● **Work to complete**: Scan the data below for the string "JSON". Show every line where it turns up.

● **Dataset entries**:
▽

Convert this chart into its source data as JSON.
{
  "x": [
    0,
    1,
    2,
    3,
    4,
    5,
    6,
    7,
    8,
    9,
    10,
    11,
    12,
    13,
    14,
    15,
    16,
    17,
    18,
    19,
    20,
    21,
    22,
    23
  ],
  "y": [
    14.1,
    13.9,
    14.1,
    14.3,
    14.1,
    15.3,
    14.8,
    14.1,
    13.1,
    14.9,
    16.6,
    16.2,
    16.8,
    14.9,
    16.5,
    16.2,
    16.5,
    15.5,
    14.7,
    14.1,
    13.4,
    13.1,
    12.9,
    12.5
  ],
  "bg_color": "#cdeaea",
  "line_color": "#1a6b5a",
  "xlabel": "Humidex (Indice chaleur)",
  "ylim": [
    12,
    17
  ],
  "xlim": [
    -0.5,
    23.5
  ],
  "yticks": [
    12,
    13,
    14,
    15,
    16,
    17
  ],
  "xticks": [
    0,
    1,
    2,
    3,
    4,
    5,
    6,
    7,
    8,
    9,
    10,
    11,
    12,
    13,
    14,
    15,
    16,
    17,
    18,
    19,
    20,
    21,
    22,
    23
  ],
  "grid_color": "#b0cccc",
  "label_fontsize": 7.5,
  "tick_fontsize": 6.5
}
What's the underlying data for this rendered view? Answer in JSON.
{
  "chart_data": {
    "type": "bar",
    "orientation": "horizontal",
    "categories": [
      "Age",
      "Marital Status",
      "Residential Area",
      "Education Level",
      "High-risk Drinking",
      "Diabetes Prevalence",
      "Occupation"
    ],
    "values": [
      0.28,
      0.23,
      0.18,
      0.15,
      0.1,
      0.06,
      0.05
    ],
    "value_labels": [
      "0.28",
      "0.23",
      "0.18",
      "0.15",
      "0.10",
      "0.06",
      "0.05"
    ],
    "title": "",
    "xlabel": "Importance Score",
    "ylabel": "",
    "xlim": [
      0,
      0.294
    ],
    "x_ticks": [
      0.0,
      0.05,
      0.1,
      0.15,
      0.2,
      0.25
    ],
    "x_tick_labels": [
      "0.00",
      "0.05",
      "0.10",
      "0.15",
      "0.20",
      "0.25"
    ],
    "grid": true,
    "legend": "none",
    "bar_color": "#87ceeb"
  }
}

△

● **Reply to the exercise**:
Convert this chart into its source data as JSON.
What's the underlying data for this rendered view? Answer in JSON.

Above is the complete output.